# SHORT EXERCISE
Search the entries for the word "name" and pull out each line that has it.
# # # # #
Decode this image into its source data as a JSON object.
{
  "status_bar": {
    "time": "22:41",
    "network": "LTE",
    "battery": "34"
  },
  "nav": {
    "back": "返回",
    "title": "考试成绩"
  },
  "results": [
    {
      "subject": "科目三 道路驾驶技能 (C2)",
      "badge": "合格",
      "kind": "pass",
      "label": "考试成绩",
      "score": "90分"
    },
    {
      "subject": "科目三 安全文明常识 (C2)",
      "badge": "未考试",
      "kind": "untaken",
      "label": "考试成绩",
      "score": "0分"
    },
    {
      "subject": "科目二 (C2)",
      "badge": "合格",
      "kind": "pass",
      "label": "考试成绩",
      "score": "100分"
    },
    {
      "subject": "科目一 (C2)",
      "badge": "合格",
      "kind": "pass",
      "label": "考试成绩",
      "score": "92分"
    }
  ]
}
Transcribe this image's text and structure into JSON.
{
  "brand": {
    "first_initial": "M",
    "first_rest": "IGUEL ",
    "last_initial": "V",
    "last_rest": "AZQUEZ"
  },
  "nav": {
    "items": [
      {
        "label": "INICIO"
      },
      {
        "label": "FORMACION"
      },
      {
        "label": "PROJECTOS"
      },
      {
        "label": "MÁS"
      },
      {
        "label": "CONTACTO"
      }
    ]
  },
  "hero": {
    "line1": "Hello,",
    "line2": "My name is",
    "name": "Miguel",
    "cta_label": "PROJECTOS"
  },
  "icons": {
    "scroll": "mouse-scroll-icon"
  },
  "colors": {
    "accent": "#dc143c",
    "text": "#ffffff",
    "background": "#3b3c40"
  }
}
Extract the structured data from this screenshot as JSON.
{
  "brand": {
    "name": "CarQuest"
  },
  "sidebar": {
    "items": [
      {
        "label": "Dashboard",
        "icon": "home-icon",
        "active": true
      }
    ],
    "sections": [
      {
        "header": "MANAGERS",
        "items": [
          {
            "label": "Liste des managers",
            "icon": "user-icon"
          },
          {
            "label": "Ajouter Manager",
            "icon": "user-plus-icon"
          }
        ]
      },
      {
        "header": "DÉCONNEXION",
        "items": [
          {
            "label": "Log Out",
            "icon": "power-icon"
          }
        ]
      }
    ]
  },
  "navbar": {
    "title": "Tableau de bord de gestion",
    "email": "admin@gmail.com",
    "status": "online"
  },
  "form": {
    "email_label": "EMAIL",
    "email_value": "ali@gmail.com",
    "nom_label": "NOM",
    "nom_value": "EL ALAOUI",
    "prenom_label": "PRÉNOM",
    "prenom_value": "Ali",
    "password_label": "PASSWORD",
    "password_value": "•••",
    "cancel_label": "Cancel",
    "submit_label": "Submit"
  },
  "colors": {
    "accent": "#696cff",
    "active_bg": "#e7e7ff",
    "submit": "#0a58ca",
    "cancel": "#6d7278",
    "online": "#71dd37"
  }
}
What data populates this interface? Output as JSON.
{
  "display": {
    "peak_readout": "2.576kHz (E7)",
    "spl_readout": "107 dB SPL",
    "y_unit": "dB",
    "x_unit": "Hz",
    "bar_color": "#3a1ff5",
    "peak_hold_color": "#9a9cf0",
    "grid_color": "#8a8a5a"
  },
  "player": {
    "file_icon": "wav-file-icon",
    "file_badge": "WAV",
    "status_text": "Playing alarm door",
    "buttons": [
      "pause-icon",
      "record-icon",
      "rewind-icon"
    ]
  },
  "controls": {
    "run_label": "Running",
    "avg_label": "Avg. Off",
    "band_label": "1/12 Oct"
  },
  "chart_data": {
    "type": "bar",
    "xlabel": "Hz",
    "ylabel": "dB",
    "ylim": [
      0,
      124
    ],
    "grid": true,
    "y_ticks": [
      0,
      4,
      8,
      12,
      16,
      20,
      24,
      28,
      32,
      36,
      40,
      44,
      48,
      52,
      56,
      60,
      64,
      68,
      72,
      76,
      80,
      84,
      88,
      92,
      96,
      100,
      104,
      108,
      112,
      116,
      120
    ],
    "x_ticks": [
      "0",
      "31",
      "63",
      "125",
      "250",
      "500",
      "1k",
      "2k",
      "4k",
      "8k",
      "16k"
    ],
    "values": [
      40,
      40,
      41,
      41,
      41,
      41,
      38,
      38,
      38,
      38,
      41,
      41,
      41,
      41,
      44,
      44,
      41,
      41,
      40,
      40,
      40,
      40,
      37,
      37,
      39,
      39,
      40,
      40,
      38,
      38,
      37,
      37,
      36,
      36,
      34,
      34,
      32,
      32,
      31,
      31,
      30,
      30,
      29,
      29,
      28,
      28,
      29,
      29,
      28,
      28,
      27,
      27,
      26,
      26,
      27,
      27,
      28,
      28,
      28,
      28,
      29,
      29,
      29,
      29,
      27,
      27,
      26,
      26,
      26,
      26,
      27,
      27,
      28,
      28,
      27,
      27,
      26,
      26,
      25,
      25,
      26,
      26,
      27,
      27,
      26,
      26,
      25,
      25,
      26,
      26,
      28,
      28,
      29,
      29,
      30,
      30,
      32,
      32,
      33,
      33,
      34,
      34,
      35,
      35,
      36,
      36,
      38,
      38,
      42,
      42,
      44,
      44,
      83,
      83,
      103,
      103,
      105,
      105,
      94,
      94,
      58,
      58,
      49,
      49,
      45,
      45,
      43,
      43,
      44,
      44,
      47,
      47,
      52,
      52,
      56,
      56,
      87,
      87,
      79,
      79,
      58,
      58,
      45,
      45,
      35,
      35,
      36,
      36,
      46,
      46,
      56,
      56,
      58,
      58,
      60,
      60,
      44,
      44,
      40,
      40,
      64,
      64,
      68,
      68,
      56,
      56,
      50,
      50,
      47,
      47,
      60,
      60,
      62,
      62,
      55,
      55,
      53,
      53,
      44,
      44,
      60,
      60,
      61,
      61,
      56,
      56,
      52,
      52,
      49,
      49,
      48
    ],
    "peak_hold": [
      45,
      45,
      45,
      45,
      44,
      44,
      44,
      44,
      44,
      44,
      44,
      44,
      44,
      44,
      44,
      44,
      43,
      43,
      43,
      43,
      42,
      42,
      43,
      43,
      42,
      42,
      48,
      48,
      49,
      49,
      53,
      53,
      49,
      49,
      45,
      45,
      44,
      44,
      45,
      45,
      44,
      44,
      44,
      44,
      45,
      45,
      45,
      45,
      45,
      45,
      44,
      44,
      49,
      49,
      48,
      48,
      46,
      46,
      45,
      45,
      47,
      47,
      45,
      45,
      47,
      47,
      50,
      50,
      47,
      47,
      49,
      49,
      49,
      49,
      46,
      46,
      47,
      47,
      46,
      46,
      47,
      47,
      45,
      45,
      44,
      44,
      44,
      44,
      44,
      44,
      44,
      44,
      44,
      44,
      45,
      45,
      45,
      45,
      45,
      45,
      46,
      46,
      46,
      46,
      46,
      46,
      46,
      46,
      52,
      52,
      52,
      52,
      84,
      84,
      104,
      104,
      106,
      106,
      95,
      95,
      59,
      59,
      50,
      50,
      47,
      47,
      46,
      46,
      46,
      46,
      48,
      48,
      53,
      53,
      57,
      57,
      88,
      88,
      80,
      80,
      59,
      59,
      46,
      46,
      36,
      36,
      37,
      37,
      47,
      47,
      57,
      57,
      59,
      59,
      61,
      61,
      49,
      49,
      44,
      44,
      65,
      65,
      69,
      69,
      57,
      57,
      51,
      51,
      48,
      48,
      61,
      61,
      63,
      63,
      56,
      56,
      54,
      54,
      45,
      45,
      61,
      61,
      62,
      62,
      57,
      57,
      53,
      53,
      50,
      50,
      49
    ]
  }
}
# # # # #
# OUTPUT
    "line2": "My name is",
    "name": "Miguel",
    "name": "CarQuest"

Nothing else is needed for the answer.